_SHORT TASK_. Your task is to reproduce the entries below word for word.

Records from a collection
··········

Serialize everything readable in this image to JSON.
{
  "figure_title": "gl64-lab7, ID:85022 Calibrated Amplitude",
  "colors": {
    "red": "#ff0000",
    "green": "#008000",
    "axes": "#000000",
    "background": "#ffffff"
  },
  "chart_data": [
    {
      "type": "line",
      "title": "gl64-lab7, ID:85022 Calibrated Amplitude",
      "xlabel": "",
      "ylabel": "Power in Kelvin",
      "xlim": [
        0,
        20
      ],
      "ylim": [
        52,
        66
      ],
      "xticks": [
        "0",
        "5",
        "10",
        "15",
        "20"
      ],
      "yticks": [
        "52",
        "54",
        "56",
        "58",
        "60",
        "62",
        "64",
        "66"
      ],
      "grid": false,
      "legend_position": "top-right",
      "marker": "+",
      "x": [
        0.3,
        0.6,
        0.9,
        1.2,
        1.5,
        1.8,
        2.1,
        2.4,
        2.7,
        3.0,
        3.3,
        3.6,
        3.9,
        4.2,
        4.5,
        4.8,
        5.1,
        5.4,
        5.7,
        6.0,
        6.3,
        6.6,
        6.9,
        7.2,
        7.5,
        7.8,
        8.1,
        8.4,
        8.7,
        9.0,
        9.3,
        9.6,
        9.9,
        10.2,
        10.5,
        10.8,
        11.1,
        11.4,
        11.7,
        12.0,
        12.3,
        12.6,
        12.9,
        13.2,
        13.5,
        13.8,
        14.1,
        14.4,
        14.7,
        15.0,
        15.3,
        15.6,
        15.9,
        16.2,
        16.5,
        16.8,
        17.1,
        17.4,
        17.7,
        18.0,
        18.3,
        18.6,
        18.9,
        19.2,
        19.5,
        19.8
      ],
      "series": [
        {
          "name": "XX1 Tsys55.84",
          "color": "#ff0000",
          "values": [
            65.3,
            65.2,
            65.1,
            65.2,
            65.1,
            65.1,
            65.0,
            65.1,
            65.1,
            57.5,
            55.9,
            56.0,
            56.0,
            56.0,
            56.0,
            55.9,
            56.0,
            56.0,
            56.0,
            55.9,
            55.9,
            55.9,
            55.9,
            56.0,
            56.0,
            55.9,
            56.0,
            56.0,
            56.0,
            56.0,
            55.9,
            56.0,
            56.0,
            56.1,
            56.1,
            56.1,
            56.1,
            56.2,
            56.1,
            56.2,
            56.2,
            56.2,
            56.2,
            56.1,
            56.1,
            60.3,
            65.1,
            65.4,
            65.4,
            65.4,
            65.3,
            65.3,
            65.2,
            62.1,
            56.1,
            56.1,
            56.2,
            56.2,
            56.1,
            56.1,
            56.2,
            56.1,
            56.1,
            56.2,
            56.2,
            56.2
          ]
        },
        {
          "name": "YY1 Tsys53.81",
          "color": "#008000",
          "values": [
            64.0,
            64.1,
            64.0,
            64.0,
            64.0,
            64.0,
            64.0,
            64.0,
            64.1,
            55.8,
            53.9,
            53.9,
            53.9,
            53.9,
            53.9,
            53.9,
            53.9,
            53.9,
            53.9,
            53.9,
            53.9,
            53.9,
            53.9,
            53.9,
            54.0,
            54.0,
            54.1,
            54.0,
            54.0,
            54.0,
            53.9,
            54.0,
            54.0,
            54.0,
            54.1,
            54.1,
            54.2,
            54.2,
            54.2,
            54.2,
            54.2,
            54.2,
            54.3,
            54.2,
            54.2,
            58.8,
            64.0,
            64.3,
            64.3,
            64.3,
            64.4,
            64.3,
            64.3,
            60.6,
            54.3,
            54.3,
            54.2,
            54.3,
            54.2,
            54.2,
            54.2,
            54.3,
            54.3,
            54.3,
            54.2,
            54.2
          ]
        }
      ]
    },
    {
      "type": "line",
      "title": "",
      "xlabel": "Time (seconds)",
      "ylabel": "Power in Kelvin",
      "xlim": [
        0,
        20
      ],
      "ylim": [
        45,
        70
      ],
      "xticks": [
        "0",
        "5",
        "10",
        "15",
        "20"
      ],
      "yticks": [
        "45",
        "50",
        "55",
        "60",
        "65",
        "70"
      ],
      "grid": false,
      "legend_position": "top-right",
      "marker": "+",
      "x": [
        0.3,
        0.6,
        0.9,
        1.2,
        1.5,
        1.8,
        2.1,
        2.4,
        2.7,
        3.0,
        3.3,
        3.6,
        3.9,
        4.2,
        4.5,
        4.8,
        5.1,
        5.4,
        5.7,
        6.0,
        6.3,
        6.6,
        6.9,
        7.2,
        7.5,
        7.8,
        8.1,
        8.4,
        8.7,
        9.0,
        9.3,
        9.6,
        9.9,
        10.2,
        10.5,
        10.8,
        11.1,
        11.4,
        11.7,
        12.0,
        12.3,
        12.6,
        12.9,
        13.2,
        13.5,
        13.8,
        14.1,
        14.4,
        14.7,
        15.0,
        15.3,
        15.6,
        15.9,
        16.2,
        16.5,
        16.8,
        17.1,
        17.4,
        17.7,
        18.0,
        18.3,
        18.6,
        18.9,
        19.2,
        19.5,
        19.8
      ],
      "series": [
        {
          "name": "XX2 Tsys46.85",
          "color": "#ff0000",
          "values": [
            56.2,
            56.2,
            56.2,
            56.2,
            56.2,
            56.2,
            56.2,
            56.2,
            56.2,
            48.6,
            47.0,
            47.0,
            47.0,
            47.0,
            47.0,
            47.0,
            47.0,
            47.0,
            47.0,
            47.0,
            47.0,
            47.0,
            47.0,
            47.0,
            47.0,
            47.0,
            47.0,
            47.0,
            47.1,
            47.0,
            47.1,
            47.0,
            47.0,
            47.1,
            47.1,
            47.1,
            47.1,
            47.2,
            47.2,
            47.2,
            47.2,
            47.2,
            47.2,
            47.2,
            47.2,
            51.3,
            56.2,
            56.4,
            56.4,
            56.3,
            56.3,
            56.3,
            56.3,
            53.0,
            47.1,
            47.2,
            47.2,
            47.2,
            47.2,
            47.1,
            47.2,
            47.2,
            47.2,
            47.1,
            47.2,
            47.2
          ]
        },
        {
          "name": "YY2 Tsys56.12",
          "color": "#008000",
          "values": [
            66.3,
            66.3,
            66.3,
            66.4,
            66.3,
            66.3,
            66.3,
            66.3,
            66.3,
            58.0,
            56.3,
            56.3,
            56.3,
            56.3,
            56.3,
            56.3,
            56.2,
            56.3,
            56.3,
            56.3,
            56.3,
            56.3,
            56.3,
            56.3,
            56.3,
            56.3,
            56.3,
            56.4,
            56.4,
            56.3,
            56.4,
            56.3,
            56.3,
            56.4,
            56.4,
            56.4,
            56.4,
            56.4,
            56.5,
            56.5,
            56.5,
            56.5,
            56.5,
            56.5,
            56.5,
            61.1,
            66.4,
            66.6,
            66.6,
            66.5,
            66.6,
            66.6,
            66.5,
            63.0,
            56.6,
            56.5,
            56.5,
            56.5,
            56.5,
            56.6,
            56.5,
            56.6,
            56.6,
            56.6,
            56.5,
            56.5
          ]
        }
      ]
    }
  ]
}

··········

_TASK RESULT_.
Serialize everything readable in this image to JSON.
{
  "figure_title": "gl64-lab7, ID:85022 Calibrated Amplitude",
  "colors": {
    "red": "#ff0000",
    "green": "#008000",
    "axes": "#000000",
    "background": "#ffffff"
  },
  "chart_data": [
    {
      "type": "line",
      "title": "gl64-lab7, ID:85022 Calibrated Amplitude",
      "xlabel": "",
      "ylabel": "Power in Kelvin",
      "xlim": [
        0,
        20
      ],
      "ylim": [
        52,
        66
      ],
      "xticks": [
        "0",
        "5",
        "10",
        "15",
        "20"
      ],
      "yticks": [
        "52",
        "54",
        "56",
        "58",
        "60",
        "62",
        "64",
        "66"
      ],
      "grid": false,
      "legend_position": "top-right",
      "marker": "+",
      "x": [
        0.3,
        0.6,
        0.9,
        1.2,
        1.5,
        1.8,
        2.1,
        2.4,
        2.7,
        3.0,
        3.3,
        3.6,
        3.9,
        4.2,
        4.5,
        4.8,
        5.1,
        5.4,
        5.7,
        6.0,
        6.3,
        6.6,
        6.9,
        7.2,
        7.5,
        7.8,
        8.1,
        8.4,
        8.7,
        9.0,
        9.3,
        9.6,
        9.9,
        10.2,
        10.5,
        10.8,
        11.1,
        11.4,
        11.7,
        12.0,
        12.3,
        12.6,
        12.9,
        13.2,
        13.5,
        13.8,
        14.1,
        14.4,
        14.7,
        15.0,
        15.3,
        15.6,
        15.9,
        16.2,
        16.5,
        16.8,
        17.1,
        17.4,
        17.7,
        18.0,
        18.3,
        18.6,
        18.9,
        19.2,
        19.5,
        19.8
      ],
      "series": [
        {
          "name": "XX1 Tsys55.84",
          "color": "#ff0000",
          "values": [
            65.3,
            65.2,
            65.1,
            65.2,
            65.1,
            65.1,
            65.0,
            65.1,
            65.1,
            57.5,
            55.9,
            56.0,
            56.0,
            56.0,
            56.0,
            55.9,
            56.0,
            56.0,
            56.0,
            55.9,
            55.9,
            55.9,
            55.9,
            56.0,
            56.0,
            55.9,
            56.0,
            56.0,
            56.0,
            56.0,
            55.9,
            56.0,
            56.0,
            56.1,
            56.1,
            56.1,
            56.1,
            56.2,
            56.1,
            56.2,
            56.2,
            56.2,
            56.2,
            56.1,
            56.1,
            60.3,
            65.1,
            65.4,
            65.4,
            65.4,
            65.3,
            65.3,
            65.2,
            62.1,
            56.1,
            56.1,
            56.2,
            56.2,
            56.1,
            56.1,
            56.2,
            56.1,
            56.1,
            56.2,
            56.2,
            56.2
          ]
        },
        {
          "name": "YY1 Tsys53.81",
          "color": "#008000",
          "values": [
            64.0,
            64.1,
            64.0,
            64.0,
            64.0,
            64.0,
            64.0,
            64.0,
            64.1,
            55.8,
            53.9,
            53.9,
            53.9,
            53.9,
            53.9,
            53.9,
            53.9,
            53.9,
            53.9,
            53.9,
            53.9,
            53.9,
            53.9,
            53.9,
            54.0,
            54.0,
            54.1,
            54.0,
            54.0,
            54.0,
            53.9,
            54.0,
            54.0,
            54.0,
            54.1,
            54.1,
            54.2,
            54.2,
            54.2,
            54.2,
            54.2,
            54.2,
            54.3,
            54.2,
            54.2,
            58.8,
            64.0,
            64.3,
            64.3,
            64.3,
            64.4,
            64.3,
            64.3,
            60.6,
            54.3,
            54.3,
            54.2,
            54.3,
            54.2,
            54.2,
            54.2,
            54.3,
            54.3,
            54.3,
            54.2,
            54.2
          ]
        }
      ]
    },
    {
      "type": "line",
      "title": "",
      "xlabel": "Time (seconds)",
      "ylabel": "Power in Kelvin",
      "xlim": [
        0,
        20
      ],
      "ylim": [
        45,
        70
      ],
      "xticks": [
        "0",
        "5",
        "10",
        "15",
        "20"
      ],
      "yticks": [
        "45",
        "50",
        "55",
        "60",
        "65",
        "70"
      ],
      "grid": false,
      "legend_position": "top-right",
      "marker": "+",
      "x": [
        0.3,
        0.6,
        0.9,
        1.2,
        1.5,
        1.8,
        2.1,
        2.4,
        2.7,
        3.0,
        3.3,
        3.6,
        3.9,
        4.2,
        4.5,
        4.8,
        5.1,
        5.4,
        5.7,
        6.0,
        6.3,
        6.6,
        6.9,
        7.2,
        7.5,
        7.8,
        8.1,
        8.4,
        8.7,
        9.0,
        9.3,
        9.6,
        9.9,
        10.2,
        10.5,
        10.8,
        11.1,
        11.4,
        11.7,
        12.0,
        12.3,
        12.6,
        12.9,
        13.2,
        13.5,
        13.8,
        14.1,
        14.4,
        14.7,
        15.0,
        15.3,
        15.6,
        15.9,
        16.2,
        16.5,
        16.8,
        17.1,
        17.4,
        17.7,
        18.0,
        18.3,
        18.6,
        18.9,
        19.2,
        19.5,
        19.8
      ],
      "series": [
        {
          "name": "XX2 Tsys46.85",
          "color": "#ff0000",
          "values": [
            56.2,
            56.2,
            56.2,
            56.2,
            56.2,
            56.2,
            56.2,
            56.2,
            56.2,
            48.6,
            47.0,
            47.0,
            47.0,
            47.0,
            47.0,
            47.0,
            47.0,
            47.0,
            47.0,
            47.0,
            47.0,
            47.0,
            47.0,
            47.0,
            47.0,
            47.0,
            47.0,
            47.0,
            47.1,
            47.0,
            47.1,
            47.0,
            47.0,
            47.1,
            47.1,
            47.1,
            47.1,
            47.2,
            47.2,
            47.2,
            47.2,
            47.2,
            47.2,
            47.2,
            47.2,
            51.3,
            56.2,
            56.4,
            56.4,
            56.3,
            56.3,
            56.3,
            56.3,
            53.0,
            47.1,
            47.2,
            47.2,
            47.2,
            47.2,
            47.1,
            47.2,
            47.2,
            47.2,
            47.1,
            47.2,
            47.2
          ]
        },
        {
          "name": "YY2 Tsys56.12",
          "color": "#008000",
          "values": [
            66.3,
            66.3,
            66.3,
            66.4,
            66.3,
            66.3,
            66.3,
            66.3,
            66.3,
            58.0,
            56.3,
            56.3,
            56.3,
            56.3,
            56.3,
            56.3,
            56.2,
            56.3,
            56.3,
            56.3,
            56.3,
            56.3,
            56.3,
            56.3,
            56.3,
            56.3,
            56.3,
            56.4,
            56.4,
            56.3,
            56.4,
            56.3,
            56.3,
            56.4,
            56.4,
            56.4,
            56.4,
            56.4,
            56.5,
            56.5,
            56.5,
            56.5,
            56.5,
            56.5,
            56.5,
            61.1,
            66.4,
            66.6,
            66.6,
            66.5,
            66.6,
            66.6,
            66.5,
            63.0,
            56.6,
            56.5,
            56.5,
            56.5,
            56.5,
            56.6,
            56.5,
            56.6,
            56.6,
            56.6,
            56.5,
            56.5
          ]
        }
      ]
    }
  ]
}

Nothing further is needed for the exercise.